:: RAW RECORDS ::
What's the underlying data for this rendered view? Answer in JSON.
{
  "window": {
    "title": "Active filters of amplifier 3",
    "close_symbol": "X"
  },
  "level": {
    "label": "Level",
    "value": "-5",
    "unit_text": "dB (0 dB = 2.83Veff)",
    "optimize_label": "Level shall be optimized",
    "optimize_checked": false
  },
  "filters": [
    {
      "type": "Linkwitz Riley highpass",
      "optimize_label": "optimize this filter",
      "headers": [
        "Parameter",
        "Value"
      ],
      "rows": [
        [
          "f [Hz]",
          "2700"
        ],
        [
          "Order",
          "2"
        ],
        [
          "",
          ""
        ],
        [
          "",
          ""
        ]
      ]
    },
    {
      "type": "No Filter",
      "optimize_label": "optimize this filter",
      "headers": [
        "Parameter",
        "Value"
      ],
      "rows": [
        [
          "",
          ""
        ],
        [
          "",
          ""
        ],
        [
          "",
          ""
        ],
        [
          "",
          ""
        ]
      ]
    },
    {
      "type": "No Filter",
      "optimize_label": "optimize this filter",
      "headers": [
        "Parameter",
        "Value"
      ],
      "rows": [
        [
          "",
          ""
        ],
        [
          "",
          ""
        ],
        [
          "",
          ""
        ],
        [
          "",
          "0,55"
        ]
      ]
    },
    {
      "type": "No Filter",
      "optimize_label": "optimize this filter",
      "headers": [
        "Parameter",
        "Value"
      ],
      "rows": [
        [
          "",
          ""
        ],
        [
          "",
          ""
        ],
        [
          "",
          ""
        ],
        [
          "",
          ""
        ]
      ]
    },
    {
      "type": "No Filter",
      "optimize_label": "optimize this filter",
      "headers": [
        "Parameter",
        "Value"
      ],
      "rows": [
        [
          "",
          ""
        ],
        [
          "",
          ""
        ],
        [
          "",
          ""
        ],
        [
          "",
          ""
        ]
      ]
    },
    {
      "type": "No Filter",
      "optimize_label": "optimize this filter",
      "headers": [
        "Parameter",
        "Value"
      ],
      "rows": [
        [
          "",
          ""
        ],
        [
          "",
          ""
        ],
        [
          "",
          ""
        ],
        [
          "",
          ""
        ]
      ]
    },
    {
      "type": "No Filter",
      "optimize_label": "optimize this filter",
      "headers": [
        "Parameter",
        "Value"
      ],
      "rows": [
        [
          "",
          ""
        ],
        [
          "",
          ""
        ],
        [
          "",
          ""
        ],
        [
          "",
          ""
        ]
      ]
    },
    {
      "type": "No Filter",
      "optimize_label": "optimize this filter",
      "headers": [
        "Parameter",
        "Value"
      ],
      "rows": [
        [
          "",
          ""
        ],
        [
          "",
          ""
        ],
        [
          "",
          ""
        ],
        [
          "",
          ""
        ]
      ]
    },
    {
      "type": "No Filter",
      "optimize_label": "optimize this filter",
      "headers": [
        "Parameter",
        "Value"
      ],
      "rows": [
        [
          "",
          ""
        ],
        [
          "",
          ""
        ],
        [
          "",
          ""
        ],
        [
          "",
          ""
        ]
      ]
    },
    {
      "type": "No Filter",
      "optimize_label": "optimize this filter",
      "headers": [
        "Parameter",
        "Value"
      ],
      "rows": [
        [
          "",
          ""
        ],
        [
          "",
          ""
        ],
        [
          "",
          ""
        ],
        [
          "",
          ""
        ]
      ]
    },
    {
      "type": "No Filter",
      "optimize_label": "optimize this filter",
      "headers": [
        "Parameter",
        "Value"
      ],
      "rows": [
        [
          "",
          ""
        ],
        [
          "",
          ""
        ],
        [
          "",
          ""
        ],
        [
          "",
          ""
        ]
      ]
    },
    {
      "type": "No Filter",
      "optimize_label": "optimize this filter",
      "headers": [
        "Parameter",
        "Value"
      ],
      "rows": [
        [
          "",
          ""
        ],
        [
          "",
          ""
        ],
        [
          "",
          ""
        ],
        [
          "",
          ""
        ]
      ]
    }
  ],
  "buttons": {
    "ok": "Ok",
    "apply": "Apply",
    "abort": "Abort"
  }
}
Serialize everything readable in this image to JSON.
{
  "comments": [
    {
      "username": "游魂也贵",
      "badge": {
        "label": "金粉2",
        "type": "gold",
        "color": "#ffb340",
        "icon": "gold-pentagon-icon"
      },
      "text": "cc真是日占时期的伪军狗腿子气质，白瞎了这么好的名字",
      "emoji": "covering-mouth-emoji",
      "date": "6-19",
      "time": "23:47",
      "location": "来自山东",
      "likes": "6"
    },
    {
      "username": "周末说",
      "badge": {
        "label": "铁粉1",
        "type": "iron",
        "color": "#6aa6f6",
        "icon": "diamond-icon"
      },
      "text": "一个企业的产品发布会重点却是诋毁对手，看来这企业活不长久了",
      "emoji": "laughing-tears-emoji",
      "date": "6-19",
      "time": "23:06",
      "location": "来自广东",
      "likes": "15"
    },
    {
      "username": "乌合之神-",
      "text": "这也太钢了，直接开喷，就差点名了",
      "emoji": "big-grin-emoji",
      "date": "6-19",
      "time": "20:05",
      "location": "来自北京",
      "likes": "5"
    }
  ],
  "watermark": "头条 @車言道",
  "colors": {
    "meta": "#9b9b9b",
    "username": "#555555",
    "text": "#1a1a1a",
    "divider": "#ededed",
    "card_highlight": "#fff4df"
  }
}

:: TASK OBJECTIVE ::
Transcribe all the entries, keeping each one exactly as it is.

:: FULL ANSWER ::
What's the underlying data for this rendered view? Answer in JSON.
{
  "window": {
    "title": "Active filters of amplifier 3",
    "close_symbol": "X"
  },
  "level": {
    "label": "Level",
    "value": "-5",
    "unit_text": "dB (0 dB = 2.83Veff)",
    "optimize_label": "Level shall be optimized",
    "optimize_checked": false
  },
  "filters": [
    {
      "type": "Linkwitz Riley highpass",
      "optimize_label": "optimize this filter",
      "headers": [
        "Parameter",
        "Value"
      ],
      "rows": [
        [
          "f [Hz]",
          "2700"
        ],
        [
          "Order",
          "2"
        ],
        [
          "",
          ""
        ],
        [
          "",
          ""
        ]
      ]
    },
    {
      "type": "No Filter",
      "optimize_label": "optimize this filter",
      "headers": [
        "Parameter",
        "Value"
      ],
      "rows": [
        [
          "",
          ""
        ],
        [
          "",
          ""
        ],
        [
          "",
          ""
        ],
        [
          "",
          ""
        ]
      ]
    },
    {
      "type": "No Filter",
      "optimize_label": "optimize this filter",
      "headers": [
        "Parameter",
        "Value"
      ],
      "rows": [
        [
          "",
          ""
        ],
        [
          "",
          ""
        ],
        [
          "",
          ""
        ],
        [
          "",
          "0,55"
        ]
      ]
    },
    {
      "type": "No Filter",
      "optimize_label": "optimize this filter",
      "headers": [
        "Parameter",
        "Value"
      ],
      "rows": [
        [
          "",
          ""
        ],
        [
          "",
          ""
        ],
        [
          "",
          ""
        ],
        [
          "",
          ""
        ]
      ]
    },
    {
      "type": "No Filter",
      "optimize_label": "optimize this filter",
      "headers": [
        "Parameter",
        "Value"
      ],
      "rows": [
        [
          "",
          ""
        ],
        [
          "",
          ""
        ],
        [
          "",
          ""
        ],
        [
          "",
          ""
        ]
      ]
    },
    {
      "type": "No Filter",
      "optimize_label": "optimize this filter",
      "headers": [
        "Parameter",
        "Value"
      ],
      "rows": [
        [
          "",
          ""
        ],
        [
          "",
          ""
        ],
        [
          "",
          ""
        ],
        [
          "",
          ""
        ]
      ]
    },
    {
      "type": "No Filter",
      "optimize_label": "optimize this filter",
      "headers": [
        "Parameter",
        "Value"
      ],
      "rows": [
        [
          "",
          ""
        ],
        [
          "",
          ""
        ],
        [
          "",
          ""
        ],
        [
          "",
          ""
        ]
      ]
    },
    {
      "type": "No Filter",
      "optimize_label": "optimize this filter",
      "headers": [
        "Parameter",
        "Value"
      ],
      "rows": [
        [
          "",
          ""
        ],
        [
          "",
          ""
        ],
        [
          "",
          ""
        ],
        [
          "",
          ""
        ]
      ]
    },
    {
      "type": "No Filter",
      "optimize_label": "optimize this filter",
      "headers": [
        "Parameter",
        "Value"
      ],
      "rows": [
        [
          "",
          ""
        ],
        [
          "",
          ""
        ],
        [
          "",
          ""
        ],
        [
          "",
          ""
        ]
      ]
    },
    {
      "type": "No Filter",
      "optimize_label": "optimize this filter",
      "headers": [
        "Parameter",
        "Value"
      ],
      "rows": [
        [
          "",
          ""
        ],
        [
          "",
          ""
        ],
        [
          "",
          ""
        ],
        [
          "",
          ""
        ]
      ]
    },
    {
      "type": "No Filter",
      "optimize_label": "optimize this filter",
      "headers": [
        "Parameter",
        "Value"
      ],
      "rows": [
        [
          "",
          ""
        ],
        [
          "",
          ""
        ],
        [
          "",
          ""
        ],
        [
          "",
          ""
        ]
      ]
    },
    {
      "type": "No Filter",
      "optimize_label": "optimize this filter",
      "headers": [
        "Parameter",
        "Value"
      ],
      "rows": [
        [
          "",
          ""
        ],
        [
          "",
          ""
        ],
        [
          "",
          ""
        ],
        [
          "",
          ""
        ]
      ]
    }
  ],
  "buttons": {
    "ok": "Ok",
    "apply": "Apply",
    "abort": "Abort"
  }
}
Serialize everything readable in this image to JSON.
{
  "comments": [
    {
      "username": "游魂也贵",
      "badge": {
        "label": "金粉2",
        "type": "gold",
        "color": "#ffb340",
        "icon": "gold-pentagon-icon"
      },
      "text": "cc真是日占时期的伪军狗腿子气质，白瞎了这么好的名字",
      "emoji": "covering-mouth-emoji",
      "date": "6-19",
      "time": "23:47",
      "location": "来自山东",
      "likes": "6"
    },
    {
      "username": "周末说",
      "badge": {
        "label": "铁粉1",
        "type": "iron",
        "color": "#6aa6f6",
        "icon": "diamond-icon"
      },
      "text": "一个企业的产品发布会重点却是诋毁对手，看来这企业活不长久了",
      "emoji": "laughing-tears-emoji",
      "date": "6-19",
      "time": "23:06",
      "location": "来自广东",
      "likes": "15"
    },
    {
      "username": "乌合之神-",
      "text": "这也太钢了，直接开喷，就差点名了",
      "emoji": "big-grin-emoji",
      "date": "6-19",
      "time": "20:05",
      "location": "来自北京",
      "likes": "5"
    }
  ],
  "watermark": "头条 @車言道",
  "colors": {
    "meta": "#9b9b9b",
    "username": "#555555",
    "text": "#1a1a1a",
    "divider": "#ededed",
    "card_highlight": "#fff4df"
  }
}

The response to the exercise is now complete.